(Collection entries)
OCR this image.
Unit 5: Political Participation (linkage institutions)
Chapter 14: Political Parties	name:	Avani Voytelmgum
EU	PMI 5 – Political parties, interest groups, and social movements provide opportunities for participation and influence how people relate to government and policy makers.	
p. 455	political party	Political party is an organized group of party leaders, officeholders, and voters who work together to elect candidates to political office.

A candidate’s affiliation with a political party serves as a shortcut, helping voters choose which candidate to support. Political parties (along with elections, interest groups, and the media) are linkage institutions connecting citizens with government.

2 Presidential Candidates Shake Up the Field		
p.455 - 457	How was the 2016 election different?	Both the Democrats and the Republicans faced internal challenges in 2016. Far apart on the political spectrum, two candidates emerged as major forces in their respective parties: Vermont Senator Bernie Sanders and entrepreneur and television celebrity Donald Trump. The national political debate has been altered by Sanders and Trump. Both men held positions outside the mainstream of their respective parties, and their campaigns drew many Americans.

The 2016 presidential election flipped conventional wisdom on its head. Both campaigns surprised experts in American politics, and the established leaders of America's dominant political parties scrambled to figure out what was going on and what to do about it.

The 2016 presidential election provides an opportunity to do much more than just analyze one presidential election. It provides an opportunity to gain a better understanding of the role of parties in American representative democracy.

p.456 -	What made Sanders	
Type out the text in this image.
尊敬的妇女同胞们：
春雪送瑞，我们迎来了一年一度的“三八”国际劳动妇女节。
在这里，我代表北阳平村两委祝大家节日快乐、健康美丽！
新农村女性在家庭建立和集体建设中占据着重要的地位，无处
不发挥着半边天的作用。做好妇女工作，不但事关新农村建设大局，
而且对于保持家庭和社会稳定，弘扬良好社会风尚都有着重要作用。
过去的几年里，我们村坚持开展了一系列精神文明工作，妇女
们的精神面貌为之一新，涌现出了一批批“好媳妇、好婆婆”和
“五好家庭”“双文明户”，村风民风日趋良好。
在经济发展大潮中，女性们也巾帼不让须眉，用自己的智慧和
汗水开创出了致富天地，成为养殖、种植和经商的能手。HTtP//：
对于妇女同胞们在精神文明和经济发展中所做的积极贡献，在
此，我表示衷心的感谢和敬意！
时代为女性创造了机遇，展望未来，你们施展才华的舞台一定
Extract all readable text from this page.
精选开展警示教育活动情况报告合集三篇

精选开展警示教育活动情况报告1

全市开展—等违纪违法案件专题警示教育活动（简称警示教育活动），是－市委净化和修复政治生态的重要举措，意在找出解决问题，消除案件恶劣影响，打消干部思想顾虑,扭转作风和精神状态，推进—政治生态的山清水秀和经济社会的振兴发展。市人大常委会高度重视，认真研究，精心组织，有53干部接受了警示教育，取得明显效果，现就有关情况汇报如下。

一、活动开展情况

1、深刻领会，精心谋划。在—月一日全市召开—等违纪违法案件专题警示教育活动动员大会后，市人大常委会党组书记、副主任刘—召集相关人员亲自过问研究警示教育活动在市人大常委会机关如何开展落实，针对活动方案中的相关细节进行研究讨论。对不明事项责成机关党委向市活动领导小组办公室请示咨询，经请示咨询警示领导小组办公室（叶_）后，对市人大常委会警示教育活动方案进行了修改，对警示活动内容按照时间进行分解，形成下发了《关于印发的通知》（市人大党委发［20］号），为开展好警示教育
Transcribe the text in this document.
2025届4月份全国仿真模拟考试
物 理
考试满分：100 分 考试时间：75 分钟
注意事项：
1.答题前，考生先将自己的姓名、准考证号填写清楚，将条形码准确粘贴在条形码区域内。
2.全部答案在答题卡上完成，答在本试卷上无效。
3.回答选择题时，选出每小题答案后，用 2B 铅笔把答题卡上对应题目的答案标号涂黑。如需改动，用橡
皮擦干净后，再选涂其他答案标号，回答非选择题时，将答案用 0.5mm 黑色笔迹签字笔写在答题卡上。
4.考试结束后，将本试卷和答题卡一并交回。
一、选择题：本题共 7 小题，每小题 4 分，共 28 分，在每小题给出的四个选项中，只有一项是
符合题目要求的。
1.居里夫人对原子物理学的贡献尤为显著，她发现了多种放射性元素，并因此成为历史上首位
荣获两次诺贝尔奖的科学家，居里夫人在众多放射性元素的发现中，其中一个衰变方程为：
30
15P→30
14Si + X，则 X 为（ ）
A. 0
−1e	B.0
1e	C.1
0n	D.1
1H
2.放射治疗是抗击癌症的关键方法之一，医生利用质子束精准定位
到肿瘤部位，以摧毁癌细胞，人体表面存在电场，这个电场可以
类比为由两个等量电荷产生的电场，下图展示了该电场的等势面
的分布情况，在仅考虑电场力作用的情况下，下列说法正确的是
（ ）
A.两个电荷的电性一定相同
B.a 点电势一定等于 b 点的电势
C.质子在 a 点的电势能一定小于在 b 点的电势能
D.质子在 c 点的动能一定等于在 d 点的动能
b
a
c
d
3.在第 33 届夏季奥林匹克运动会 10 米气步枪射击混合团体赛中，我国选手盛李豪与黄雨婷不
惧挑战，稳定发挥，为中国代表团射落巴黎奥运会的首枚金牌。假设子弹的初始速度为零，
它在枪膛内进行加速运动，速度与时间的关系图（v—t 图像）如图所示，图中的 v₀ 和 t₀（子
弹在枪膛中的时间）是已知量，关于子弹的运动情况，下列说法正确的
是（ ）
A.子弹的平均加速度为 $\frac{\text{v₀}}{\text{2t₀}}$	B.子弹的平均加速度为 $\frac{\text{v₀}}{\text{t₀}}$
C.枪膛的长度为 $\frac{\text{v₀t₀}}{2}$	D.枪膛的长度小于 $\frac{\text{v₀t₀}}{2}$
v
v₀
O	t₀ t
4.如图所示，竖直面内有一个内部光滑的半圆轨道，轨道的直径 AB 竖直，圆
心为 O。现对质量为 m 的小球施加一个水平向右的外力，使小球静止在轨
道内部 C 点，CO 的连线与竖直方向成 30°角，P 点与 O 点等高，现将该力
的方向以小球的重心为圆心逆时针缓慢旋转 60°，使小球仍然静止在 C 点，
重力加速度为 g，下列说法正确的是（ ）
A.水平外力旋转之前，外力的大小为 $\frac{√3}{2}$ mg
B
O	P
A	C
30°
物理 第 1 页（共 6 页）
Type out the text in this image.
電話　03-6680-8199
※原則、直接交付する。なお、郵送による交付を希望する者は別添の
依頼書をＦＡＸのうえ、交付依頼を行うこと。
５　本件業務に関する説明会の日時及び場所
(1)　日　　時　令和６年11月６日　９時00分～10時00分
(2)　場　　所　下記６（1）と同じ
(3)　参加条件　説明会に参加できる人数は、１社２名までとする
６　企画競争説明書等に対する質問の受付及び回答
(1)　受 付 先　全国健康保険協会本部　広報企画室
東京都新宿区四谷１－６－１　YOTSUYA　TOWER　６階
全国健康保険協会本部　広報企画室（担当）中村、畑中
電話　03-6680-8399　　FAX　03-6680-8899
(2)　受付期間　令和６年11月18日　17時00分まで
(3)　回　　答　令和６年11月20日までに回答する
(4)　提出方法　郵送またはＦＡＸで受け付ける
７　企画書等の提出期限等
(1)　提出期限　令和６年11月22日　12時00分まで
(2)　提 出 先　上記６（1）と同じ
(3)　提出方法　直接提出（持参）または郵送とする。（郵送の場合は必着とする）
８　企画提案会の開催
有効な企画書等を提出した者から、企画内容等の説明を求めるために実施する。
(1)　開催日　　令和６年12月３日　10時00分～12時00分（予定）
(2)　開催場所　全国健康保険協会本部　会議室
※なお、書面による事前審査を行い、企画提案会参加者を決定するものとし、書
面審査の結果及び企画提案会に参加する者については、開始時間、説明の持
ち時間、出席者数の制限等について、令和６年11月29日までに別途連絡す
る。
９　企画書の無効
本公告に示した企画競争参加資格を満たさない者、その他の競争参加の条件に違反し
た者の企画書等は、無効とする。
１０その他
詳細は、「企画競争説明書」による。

**Work to complete:** Find the word "leaders" in the entries above and gather every line that holds it.

**Completed task:**
p. 455	political party	Political party is an organized group of party leaders, officeholders, and voters who work together to elect candidates to political office.
The 2016 presidential election flipped conventional wisdom on its head. Both campaigns surprised experts in American politics, and the established leaders of America's dominant political parties scrambled to figure out what was going on and what to do about it.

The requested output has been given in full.